Provided data -
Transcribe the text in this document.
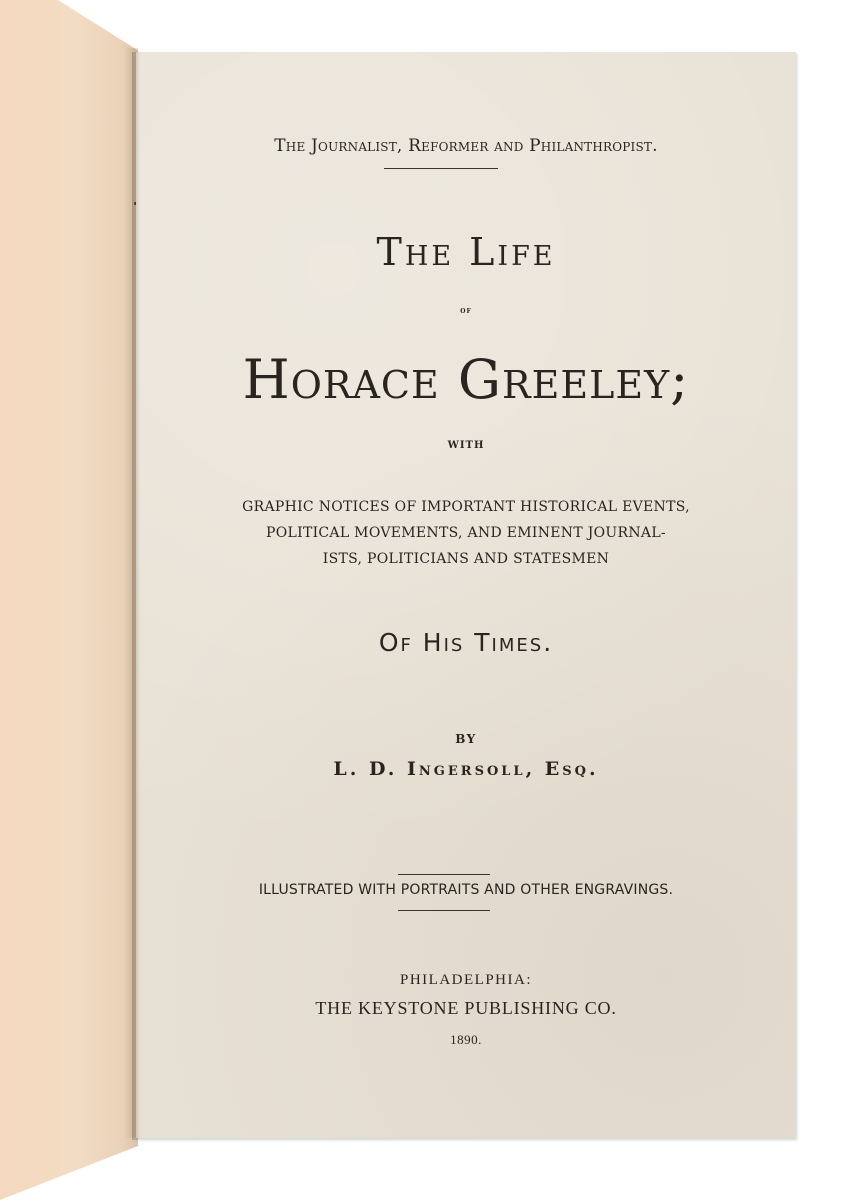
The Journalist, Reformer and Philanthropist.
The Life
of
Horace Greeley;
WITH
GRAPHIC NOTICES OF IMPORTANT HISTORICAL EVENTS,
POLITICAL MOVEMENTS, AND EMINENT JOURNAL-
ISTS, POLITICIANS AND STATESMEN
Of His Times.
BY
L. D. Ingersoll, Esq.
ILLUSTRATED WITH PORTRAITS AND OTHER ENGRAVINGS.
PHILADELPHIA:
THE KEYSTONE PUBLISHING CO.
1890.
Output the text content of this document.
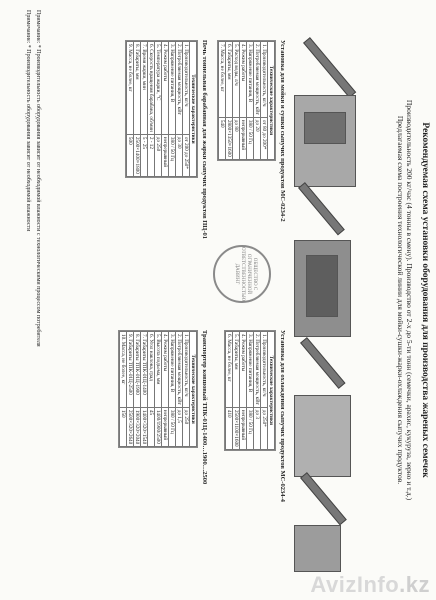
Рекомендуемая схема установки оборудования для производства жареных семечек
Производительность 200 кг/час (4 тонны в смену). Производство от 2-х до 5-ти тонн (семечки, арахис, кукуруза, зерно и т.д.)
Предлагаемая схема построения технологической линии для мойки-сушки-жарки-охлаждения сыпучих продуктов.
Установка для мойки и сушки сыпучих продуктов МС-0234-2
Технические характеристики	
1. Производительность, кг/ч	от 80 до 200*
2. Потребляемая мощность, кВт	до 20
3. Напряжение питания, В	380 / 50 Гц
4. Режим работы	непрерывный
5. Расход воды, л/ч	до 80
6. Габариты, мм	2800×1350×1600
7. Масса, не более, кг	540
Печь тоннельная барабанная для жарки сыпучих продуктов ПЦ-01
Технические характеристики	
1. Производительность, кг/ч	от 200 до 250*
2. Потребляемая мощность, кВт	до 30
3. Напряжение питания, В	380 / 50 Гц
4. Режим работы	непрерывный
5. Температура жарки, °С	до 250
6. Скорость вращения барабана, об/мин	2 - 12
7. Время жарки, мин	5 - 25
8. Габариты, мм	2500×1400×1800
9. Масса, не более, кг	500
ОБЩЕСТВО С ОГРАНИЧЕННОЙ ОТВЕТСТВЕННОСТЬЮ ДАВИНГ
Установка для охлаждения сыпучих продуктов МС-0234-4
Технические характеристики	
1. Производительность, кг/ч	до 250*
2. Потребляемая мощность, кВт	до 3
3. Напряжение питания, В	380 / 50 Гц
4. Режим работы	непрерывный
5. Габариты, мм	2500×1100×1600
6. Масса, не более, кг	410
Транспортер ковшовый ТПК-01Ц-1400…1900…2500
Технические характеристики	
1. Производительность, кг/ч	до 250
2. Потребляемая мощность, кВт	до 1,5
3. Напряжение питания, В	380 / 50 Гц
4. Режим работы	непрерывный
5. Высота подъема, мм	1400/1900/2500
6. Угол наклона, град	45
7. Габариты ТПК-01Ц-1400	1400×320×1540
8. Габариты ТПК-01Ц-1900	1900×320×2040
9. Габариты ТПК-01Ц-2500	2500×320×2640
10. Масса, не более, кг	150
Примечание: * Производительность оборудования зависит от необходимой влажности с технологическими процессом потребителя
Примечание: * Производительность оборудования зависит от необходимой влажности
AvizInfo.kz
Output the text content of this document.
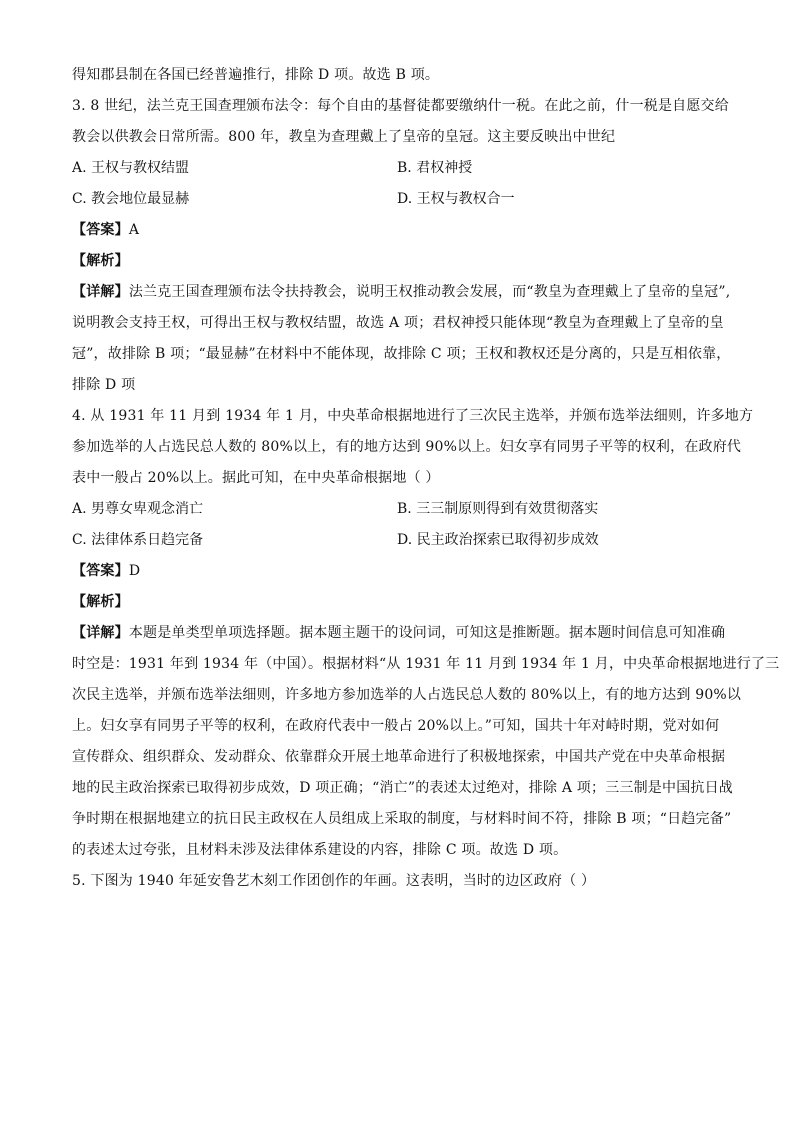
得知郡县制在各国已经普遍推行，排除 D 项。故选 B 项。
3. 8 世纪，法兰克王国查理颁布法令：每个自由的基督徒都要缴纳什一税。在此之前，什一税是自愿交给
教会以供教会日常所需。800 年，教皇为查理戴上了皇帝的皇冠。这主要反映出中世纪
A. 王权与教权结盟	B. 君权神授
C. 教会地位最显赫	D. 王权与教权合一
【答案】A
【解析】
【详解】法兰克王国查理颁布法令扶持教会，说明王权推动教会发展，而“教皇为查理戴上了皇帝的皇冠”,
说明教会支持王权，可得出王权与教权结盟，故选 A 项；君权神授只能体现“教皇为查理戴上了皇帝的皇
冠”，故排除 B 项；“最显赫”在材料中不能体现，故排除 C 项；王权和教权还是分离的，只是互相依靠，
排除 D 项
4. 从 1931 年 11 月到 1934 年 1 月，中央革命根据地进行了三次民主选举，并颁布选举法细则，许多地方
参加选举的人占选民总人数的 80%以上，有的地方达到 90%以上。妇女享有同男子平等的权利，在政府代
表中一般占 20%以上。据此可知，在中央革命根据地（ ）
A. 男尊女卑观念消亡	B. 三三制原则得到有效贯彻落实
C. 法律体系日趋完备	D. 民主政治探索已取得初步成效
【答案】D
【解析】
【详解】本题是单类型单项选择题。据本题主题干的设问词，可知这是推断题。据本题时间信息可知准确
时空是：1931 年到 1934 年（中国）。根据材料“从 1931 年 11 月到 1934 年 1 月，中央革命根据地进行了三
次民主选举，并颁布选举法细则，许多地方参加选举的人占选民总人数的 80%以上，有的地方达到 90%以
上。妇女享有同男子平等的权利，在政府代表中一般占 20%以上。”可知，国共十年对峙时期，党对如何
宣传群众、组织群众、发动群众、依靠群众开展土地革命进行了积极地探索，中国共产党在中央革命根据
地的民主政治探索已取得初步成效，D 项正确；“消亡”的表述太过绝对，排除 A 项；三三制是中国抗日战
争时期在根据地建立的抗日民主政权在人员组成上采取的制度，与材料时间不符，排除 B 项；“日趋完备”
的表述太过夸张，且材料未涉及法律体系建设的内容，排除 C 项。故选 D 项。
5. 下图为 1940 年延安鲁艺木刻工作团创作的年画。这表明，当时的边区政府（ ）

Challenge - Locate the word "мощность" in the entries, and copy every line where it is found.

Solution for this problem -
2. Потребляемая мощность, кВт	до 20
2. Потребляемая мощность, кВт	до 30
2. Потребляемая мощность, кВт	до 3
2. Потребляемая мощность, кВт	до 1,5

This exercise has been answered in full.